### Set problem
Determine the number of lines in the listing below where the string "image" occurs; answer with the number alone.

Rows from a figure dataset
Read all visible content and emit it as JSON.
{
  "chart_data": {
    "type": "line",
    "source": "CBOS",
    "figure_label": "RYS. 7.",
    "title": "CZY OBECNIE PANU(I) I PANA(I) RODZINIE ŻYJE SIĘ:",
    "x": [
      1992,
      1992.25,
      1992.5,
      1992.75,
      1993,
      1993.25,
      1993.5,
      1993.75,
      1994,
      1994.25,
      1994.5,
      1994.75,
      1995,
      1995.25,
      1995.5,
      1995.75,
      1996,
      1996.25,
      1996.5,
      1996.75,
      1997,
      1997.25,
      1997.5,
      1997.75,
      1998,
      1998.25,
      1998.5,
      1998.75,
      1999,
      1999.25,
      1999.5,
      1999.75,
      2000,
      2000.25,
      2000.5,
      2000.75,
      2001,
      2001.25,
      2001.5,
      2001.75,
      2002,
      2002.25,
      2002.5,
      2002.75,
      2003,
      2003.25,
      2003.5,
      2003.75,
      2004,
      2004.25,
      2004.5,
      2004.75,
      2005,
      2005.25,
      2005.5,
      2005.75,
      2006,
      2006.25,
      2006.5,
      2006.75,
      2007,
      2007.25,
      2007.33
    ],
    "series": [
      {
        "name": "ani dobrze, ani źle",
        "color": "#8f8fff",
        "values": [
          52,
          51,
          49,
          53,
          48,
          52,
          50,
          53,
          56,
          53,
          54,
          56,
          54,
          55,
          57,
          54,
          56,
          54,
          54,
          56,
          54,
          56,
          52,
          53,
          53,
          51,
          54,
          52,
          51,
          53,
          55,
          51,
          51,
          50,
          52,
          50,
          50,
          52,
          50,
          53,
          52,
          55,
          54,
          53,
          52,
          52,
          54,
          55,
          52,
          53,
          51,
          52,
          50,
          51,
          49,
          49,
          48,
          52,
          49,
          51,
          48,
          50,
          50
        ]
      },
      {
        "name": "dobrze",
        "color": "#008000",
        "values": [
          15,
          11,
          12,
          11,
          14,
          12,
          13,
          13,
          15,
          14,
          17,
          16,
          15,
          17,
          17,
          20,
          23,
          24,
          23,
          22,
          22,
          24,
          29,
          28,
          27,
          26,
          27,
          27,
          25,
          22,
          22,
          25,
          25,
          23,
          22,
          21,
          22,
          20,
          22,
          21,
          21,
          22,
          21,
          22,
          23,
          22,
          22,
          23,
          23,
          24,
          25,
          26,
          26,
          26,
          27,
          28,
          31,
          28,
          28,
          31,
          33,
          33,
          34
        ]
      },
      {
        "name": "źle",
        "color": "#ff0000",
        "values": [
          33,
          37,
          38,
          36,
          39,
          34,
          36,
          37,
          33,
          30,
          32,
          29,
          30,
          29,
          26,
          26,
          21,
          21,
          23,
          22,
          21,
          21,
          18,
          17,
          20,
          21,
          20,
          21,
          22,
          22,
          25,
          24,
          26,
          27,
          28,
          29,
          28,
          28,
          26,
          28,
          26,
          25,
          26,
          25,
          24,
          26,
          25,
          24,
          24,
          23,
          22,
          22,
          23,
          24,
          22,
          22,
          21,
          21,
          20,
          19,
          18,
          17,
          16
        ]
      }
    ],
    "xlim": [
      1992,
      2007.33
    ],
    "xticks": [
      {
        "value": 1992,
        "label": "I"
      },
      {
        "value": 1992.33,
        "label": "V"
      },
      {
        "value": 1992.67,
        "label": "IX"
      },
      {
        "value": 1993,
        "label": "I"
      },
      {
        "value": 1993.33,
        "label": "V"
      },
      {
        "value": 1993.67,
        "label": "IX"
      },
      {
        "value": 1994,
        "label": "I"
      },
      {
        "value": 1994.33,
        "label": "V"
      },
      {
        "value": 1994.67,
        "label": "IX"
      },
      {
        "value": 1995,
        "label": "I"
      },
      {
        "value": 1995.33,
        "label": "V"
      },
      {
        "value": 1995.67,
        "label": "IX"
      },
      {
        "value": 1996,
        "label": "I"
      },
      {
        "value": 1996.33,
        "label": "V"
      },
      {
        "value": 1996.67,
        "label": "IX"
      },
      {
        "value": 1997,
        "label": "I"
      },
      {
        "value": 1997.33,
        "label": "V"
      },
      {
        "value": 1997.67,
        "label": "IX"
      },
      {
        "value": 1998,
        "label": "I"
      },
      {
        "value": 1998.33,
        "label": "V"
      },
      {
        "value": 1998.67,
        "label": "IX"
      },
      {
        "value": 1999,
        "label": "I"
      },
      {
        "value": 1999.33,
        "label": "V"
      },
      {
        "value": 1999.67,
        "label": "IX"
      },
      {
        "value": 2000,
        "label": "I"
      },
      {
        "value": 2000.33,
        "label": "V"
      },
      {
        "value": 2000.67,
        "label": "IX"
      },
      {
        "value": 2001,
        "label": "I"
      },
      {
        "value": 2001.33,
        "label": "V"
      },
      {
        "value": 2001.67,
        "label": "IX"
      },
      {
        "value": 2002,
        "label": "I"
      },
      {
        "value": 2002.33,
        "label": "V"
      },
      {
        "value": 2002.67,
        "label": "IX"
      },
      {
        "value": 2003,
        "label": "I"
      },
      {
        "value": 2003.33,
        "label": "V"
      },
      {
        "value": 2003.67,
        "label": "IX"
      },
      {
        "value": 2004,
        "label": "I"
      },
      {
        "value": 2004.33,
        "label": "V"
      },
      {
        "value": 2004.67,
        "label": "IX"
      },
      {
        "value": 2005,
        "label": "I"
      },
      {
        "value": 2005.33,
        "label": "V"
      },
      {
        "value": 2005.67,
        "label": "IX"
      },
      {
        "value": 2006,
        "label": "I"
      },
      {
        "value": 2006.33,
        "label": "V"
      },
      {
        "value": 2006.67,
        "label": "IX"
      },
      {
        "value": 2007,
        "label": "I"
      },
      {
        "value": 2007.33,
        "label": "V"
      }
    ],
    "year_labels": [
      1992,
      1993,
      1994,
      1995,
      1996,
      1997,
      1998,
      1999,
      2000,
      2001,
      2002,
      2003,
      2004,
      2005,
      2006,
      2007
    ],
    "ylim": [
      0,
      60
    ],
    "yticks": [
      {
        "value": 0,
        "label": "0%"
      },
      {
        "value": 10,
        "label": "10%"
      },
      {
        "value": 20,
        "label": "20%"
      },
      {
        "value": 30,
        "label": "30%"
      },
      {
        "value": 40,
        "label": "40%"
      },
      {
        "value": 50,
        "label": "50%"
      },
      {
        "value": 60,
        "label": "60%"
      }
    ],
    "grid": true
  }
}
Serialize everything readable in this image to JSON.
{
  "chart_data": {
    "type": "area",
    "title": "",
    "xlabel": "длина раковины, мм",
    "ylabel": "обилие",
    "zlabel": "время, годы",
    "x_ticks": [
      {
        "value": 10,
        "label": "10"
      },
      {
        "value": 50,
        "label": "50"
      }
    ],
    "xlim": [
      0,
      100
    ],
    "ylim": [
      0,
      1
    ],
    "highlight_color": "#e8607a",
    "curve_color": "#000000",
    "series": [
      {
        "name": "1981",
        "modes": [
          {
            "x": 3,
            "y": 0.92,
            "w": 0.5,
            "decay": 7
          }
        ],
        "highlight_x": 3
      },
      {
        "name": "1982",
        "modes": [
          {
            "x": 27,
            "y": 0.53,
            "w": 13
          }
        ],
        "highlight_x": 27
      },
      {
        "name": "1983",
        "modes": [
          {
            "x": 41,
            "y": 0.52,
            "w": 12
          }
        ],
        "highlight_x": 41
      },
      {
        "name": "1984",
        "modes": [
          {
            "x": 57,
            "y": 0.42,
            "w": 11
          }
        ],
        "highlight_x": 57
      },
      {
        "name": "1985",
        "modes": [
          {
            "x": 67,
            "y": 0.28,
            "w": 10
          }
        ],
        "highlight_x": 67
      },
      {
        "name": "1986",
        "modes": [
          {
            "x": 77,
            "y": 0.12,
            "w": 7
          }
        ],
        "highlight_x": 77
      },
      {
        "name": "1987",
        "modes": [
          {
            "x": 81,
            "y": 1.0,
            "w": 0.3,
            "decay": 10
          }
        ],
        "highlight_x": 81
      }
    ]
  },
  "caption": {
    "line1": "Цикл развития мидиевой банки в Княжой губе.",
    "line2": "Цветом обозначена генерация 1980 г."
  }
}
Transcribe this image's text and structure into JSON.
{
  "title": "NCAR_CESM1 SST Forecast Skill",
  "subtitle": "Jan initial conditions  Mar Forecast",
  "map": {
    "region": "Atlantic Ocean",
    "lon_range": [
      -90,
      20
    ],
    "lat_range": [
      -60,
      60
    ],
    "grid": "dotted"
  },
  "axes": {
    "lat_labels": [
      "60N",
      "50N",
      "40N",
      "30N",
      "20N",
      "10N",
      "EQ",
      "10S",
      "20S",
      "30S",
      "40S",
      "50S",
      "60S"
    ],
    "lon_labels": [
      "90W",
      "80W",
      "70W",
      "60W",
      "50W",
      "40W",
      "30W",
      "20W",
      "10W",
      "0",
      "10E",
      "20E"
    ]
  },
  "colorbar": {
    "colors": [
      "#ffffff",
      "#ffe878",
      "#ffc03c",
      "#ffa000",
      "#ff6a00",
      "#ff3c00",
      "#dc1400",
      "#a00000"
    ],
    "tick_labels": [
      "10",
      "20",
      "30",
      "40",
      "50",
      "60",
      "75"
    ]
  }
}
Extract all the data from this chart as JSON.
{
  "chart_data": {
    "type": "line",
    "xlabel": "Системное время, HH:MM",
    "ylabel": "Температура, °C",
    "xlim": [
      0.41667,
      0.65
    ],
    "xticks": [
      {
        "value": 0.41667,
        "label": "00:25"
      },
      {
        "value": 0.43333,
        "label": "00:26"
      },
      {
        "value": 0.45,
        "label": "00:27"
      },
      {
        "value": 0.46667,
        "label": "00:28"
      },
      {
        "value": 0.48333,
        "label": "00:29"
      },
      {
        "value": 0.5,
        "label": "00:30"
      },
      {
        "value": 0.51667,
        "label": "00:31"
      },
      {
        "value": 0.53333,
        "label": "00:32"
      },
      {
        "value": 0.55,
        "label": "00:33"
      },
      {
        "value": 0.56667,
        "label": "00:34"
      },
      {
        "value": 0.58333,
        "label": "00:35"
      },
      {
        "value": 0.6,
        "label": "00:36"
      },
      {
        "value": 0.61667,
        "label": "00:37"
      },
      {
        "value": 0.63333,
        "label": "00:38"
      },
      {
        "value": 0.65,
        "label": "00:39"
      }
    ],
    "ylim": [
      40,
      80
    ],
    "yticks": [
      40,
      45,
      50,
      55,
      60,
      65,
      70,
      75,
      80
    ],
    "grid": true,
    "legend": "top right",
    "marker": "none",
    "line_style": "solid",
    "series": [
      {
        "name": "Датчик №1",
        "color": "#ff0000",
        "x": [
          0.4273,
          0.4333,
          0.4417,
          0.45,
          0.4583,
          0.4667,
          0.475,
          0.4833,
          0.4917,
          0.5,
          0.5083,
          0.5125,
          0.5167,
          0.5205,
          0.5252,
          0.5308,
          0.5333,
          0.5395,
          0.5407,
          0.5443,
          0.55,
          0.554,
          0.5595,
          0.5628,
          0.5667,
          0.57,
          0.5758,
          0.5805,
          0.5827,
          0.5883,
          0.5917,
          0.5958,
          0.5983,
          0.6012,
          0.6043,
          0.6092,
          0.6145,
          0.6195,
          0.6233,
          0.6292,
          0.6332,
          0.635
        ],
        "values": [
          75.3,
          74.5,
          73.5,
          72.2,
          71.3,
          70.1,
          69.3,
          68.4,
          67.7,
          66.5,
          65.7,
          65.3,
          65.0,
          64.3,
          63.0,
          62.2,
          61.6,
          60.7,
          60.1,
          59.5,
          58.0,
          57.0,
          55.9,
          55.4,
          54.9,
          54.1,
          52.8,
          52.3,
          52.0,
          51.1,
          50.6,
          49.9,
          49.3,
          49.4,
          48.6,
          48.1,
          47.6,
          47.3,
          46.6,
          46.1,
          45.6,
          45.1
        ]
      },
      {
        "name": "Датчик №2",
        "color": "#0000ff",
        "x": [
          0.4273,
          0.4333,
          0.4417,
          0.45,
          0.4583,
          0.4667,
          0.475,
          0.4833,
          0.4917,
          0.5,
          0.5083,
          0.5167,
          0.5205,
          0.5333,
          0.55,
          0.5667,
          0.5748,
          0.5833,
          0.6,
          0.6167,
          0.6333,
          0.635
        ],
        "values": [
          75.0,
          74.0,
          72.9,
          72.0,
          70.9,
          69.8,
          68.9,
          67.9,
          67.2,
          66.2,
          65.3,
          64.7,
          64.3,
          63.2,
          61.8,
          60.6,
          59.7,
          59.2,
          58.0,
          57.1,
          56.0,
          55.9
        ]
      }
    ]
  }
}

### Response to this task
2